>> start SUPPLIED RECORDS
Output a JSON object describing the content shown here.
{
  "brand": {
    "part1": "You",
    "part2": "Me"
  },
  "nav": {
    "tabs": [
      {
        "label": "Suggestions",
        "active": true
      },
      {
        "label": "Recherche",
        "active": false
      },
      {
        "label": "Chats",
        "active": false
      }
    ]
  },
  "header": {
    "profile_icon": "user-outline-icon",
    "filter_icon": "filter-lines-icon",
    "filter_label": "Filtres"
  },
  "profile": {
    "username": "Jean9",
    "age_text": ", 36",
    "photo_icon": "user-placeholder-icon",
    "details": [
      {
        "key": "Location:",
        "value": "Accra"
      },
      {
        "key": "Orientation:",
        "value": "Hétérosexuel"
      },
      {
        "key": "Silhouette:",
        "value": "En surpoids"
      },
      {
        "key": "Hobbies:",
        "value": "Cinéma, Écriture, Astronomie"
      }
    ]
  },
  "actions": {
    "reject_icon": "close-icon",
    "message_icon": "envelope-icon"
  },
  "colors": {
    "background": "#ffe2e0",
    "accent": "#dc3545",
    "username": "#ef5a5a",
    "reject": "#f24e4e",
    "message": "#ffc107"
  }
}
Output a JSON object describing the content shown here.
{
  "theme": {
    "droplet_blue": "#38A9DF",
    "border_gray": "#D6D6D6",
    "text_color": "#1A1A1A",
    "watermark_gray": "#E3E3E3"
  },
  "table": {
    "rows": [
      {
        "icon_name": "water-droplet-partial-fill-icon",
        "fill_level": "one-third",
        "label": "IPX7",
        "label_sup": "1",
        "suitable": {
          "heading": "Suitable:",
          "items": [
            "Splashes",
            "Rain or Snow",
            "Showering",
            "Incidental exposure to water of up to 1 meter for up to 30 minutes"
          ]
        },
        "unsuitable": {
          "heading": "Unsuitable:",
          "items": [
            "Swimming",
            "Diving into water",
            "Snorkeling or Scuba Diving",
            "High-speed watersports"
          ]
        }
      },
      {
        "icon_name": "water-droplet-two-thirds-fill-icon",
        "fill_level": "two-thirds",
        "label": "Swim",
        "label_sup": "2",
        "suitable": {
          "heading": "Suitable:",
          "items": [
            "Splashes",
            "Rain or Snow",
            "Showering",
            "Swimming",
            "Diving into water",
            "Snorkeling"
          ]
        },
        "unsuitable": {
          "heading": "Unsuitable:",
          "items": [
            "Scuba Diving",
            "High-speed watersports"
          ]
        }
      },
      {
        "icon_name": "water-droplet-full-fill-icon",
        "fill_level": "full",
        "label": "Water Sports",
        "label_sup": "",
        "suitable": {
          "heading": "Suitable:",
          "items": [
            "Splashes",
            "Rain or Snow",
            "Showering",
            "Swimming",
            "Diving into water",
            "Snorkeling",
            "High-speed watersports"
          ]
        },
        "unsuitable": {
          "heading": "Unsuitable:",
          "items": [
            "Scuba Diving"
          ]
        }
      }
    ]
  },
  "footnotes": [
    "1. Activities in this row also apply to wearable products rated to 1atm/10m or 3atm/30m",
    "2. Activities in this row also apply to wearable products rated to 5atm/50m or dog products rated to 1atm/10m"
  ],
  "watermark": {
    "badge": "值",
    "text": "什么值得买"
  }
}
>> end SUPPLIED RECORDS
Each line containing the word "also" counts once; say how many such lines there are, giving only the number.

- [REPLY]:
2